** BEGIN **
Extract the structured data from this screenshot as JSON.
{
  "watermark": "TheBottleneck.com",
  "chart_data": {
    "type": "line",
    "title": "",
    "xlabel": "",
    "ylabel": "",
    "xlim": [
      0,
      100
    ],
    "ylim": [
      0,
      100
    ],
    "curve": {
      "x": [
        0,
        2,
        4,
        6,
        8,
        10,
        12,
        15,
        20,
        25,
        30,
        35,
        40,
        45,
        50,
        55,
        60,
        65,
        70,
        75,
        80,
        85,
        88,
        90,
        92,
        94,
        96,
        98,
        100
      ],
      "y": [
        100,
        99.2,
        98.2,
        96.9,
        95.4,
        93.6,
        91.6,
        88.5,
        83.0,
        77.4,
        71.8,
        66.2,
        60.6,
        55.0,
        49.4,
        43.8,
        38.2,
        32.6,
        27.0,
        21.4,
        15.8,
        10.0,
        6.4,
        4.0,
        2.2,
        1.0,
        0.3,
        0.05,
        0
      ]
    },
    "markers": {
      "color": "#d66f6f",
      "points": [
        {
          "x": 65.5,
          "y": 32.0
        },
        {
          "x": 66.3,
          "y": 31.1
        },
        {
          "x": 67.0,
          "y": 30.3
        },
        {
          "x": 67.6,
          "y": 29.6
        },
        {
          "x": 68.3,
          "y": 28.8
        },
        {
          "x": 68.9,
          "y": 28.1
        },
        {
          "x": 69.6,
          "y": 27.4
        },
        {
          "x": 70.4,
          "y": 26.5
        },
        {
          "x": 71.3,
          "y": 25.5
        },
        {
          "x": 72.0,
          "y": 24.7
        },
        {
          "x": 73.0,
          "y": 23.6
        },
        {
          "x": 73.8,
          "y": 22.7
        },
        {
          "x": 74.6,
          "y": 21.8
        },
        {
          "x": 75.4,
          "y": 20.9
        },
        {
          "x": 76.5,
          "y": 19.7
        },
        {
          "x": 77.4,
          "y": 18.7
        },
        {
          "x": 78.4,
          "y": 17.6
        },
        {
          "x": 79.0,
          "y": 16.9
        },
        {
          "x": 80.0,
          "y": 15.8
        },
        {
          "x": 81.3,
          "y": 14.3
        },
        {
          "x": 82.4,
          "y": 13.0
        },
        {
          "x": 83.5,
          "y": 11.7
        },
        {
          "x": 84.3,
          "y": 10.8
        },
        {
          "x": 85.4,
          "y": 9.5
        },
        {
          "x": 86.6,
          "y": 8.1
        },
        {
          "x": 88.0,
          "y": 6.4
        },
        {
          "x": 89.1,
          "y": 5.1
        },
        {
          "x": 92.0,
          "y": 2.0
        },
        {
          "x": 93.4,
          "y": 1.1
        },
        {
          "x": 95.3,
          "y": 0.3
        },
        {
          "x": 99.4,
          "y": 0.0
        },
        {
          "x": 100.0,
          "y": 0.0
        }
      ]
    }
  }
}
** END **
> _Directions_:
Output the records verbatim, from the first line to the last.

> _Exercise response_:
Extract the structured data from this screenshot as JSON.
{
  "watermark": "TheBottleneck.com",
  "chart_data": {
    "type": "line",
    "title": "",
    "xlabel": "",
    "ylabel": "",
    "xlim": [
      0,
      100
    ],
    "ylim": [
      0,
      100
    ],
    "curve": {
      "x": [
        0,
        2,
        4,
        6,
        8,
        10,
        12,
        15,
        20,
        25,
        30,
        35,
        40,
        45,
        50,
        55,
        60,
        65,
        70,
        75,
        80,
        85,
        88,
        90,
        92,
        94,
        96,
        98,
        100
      ],
      "y": [
        100,
        99.2,
        98.2,
        96.9,
        95.4,
        93.6,
        91.6,
        88.5,
        83.0,
        77.4,
        71.8,
        66.2,
        60.6,
        55.0,
        49.4,
        43.8,
        38.2,
        32.6,
        27.0,
        21.4,
        15.8,
        10.0,
        6.4,
        4.0,
        2.2,
        1.0,
        0.3,
        0.05,
        0
      ]
    },
    "markers": {
      "color": "#d66f6f",
      "points": [
        {
          "x": 65.5,
          "y": 32.0
        },
        {
          "x": 66.3,
          "y": 31.1
        },
        {
          "x": 67.0,
          "y": 30.3
        },
        {
          "x": 67.6,
          "y": 29.6
        },
        {
          "x": 68.3,
          "y": 28.8
        },
        {
          "x": 68.9,
          "y": 28.1
        },
        {
          "x": 69.6,
          "y": 27.4
        },
        {
          "x": 70.4,
          "y": 26.5
        },
        {
          "x": 71.3,
          "y": 25.5
        },
        {
          "x": 72.0,
          "y": 24.7
        },
        {
          "x": 73.0,
          "y": 23.6
        },
        {
          "x": 73.8,
          "y": 22.7
        },
        {
          "x": 74.6,
          "y": 21.8
        },
        {
          "x": 75.4,
          "y": 20.9
        },
        {
          "x": 76.5,
          "y": 19.7
        },
        {
          "x": 77.4,
          "y": 18.7
        },
        {
          "x": 78.4,
          "y": 17.6
        },
        {
          "x": 79.0,
          "y": 16.9
        },
        {
          "x": 80.0,
          "y": 15.8
        },
        {
          "x": 81.3,
          "y": 14.3
        },
        {
          "x": 82.4,
          "y": 13.0
        },
        {
          "x": 83.5,
          "y": 11.7
        },
        {
          "x": 84.3,
          "y": 10.8
        },
        {
          "x": 85.4,
          "y": 9.5
        },
        {
          "x": 86.6,
          "y": 8.1
        },
        {
          "x": 88.0,
          "y": 6.4
        },
        {
          "x": 89.1,
          "y": 5.1
        },
        {
          "x": 92.0,
          "y": 2.0
        },
        {
          "x": 93.4,
          "y": 1.1
        },
        {
          "x": 95.3,
          "y": 0.3
        },
        {
          "x": 99.4,
          "y": 0.0
        },
        {
          "x": 100.0,
          "y": 0.0
        }
      ]
    }
  }
}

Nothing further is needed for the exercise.